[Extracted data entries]

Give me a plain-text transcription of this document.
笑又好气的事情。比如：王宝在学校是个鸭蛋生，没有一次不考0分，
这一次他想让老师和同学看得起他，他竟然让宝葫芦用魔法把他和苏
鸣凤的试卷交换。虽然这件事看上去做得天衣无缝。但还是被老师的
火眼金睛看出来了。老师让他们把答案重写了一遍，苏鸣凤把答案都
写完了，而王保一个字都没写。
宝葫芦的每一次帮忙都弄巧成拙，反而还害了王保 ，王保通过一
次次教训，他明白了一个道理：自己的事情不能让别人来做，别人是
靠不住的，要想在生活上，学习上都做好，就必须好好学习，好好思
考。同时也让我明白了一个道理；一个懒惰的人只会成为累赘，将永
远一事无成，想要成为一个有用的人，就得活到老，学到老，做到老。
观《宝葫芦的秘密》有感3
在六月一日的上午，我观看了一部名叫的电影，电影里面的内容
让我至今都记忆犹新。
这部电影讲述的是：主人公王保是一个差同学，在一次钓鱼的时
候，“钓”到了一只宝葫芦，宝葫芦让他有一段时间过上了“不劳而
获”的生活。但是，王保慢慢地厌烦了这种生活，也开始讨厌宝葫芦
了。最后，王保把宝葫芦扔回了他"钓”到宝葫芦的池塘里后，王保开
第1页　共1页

▶ _Request_
Return what is listed above, exactly and completely.

▶ _Correct response_
Give me a plain-text transcription of this document.
笑又好气的事情。比如：王宝在学校是个鸭蛋生，没有一次不考0分，
这一次他想让老师和同学看得起他，他竟然让宝葫芦用魔法把他和苏
鸣凤的试卷交换。虽然这件事看上去做得天衣无缝。但还是被老师的
火眼金睛看出来了。老师让他们把答案重写了一遍，苏鸣凤把答案都
写完了，而王保一个字都没写。
宝葫芦的每一次帮忙都弄巧成拙，反而还害了王保 ，王保通过一
次次教训，他明白了一个道理：自己的事情不能让别人来做，别人是
靠不住的，要想在生活上，学习上都做好，就必须好好学习，好好思
考。同时也让我明白了一个道理；一个懒惰的人只会成为累赘，将永
远一事无成，想要成为一个有用的人，就得活到老，学到老，做到老。
观《宝葫芦的秘密》有感3
在六月一日的上午，我观看了一部名叫的电影，电影里面的内容
让我至今都记忆犹新。
这部电影讲述的是：主人公王保是一个差同学，在一次钓鱼的时
候，“钓”到了一只宝葫芦，宝葫芦让他有一段时间过上了“不劳而
获”的生活。但是，王保慢慢地厌烦了这种生活，也开始讨厌宝葫芦
了。最后，王保把宝葫芦扔回了他"钓”到宝葫芦的池塘里后，王保开
第1页　共1页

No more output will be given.